## EXERCISE OBJECTIVE
Give a verbatim copy of the lines below, minus the pictures.

-------- SUPPLIED DATA --------

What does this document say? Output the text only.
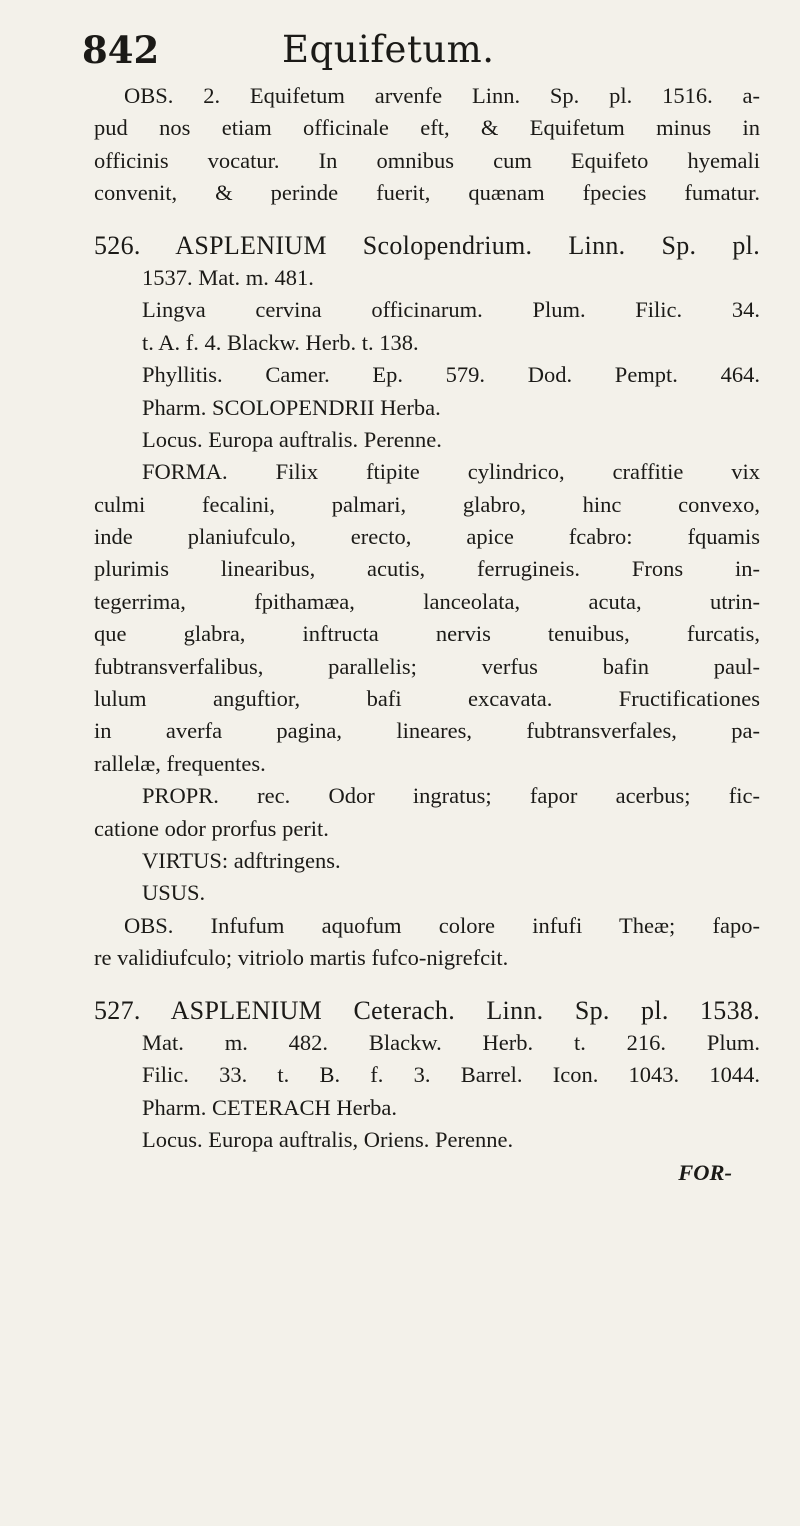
842	Equifetum.
OBS. 2. Equifetum arvenfe Linn. Sp. pl. 1516. a-
pud nos etiam officinale eft, & Equifetum minus in
officinis vocatur. In omnibus cum Equifeto hyemali
convenit, & perinde fuerit, quænam fpecies fumatur.
526. ASPLENIUM Scolopendrium. Linn. Sp. pl.
1537. Mat. m. 481.
Lingva cervina officinarum. Plum. Filic. 34.
t. A. f. 4. Blackw. Herb. t. 138.
Phyllitis. Camer. Ep. 579. Dod. Pempt. 464.
Pharm. SCOLOPENDRII Herba.
Locus. Europa auftralis. Perenne.
FORMA. Filix ftipite cylindrico, craffitie vix
culmi fecalini, palmari, glabro, hinc convexo,
inde planiufculo, erecto, apice fcabro: fquamis
plurimis linearibus, acutis, ferrugineis. Frons in-
tegerrima, fpithamæa, lanceolata, acuta, utrin-
que glabra, inftructa nervis tenuibus, furcatis,
fubtransverfalibus, parallelis; verfus bafin paul-
lulum anguftior, bafi excavata. Fructificationes
in averfa pagina, lineares, fubtransverfales, pa-
rallelæ, frequentes.
PROPR. rec. Odor ingratus; fapor acerbus; fic-
catione odor prorfus perit.
VIRTUS: adftringens.
USUS.
OBS. Infufum aquofum colore infufi Theæ; fapo-
re validiufculo; vitriolo martis fufco-nigrefcit.
527. ASPLENIUM Ceterach. Linn. Sp. pl. 1538.
Mat. m. 482. Blackw. Herb. t. 216. Plum.
Filic. 33. t. B. f. 3. Barrel. Icon. 1043. 1044.
Pharm. CETERACH Herba.
Locus. Europa auftralis, Oriens. Perenne.
FOR-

--------

## COMPLETE OUTPUT
What does this document say? Output the text only.
842	Equifetum.
OBS. 2. Equifetum arvenfe Linn. Sp. pl. 1516. a-
pud nos etiam officinale eft, & Equifetum minus in
officinis vocatur. In omnibus cum Equifeto hyemali
convenit, & perinde fuerit, quænam fpecies fumatur.
526. ASPLENIUM Scolopendrium. Linn. Sp. pl.
1537. Mat. m. 481.
Lingva cervina officinarum. Plum. Filic. 34.
t. A. f. 4. Blackw. Herb. t. 138.
Phyllitis. Camer. Ep. 579. Dod. Pempt. 464.
Pharm. SCOLOPENDRII Herba.
Locus. Europa auftralis. Perenne.
FORMA. Filix ftipite cylindrico, craffitie vix
culmi fecalini, palmari, glabro, hinc convexo,
inde planiufculo, erecto, apice fcabro: fquamis
plurimis linearibus, acutis, ferrugineis. Frons in-
tegerrima, fpithamæa, lanceolata, acuta, utrin-
que glabra, inftructa nervis tenuibus, furcatis,
fubtransverfalibus, parallelis; verfus bafin paul-
lulum anguftior, bafi excavata. Fructificationes
in averfa pagina, lineares, fubtransverfales, pa-
rallelæ, frequentes.
PROPR. rec. Odor ingratus; fapor acerbus; fic-
catione odor prorfus perit.
VIRTUS: adftringens.
USUS.
OBS. Infufum aquofum colore infufi Theæ; fapo-
re validiufculo; vitriolo martis fufco-nigrefcit.
527. ASPLENIUM Ceterach. Linn. Sp. pl. 1538.
Mat. m. 482. Blackw. Herb. t. 216. Plum.
Filic. 33. t. B. f. 3. Barrel. Icon. 1043. 1044.
Pharm. CETERACH Herba.
Locus. Europa auftralis, Oriens. Perenne.
FOR-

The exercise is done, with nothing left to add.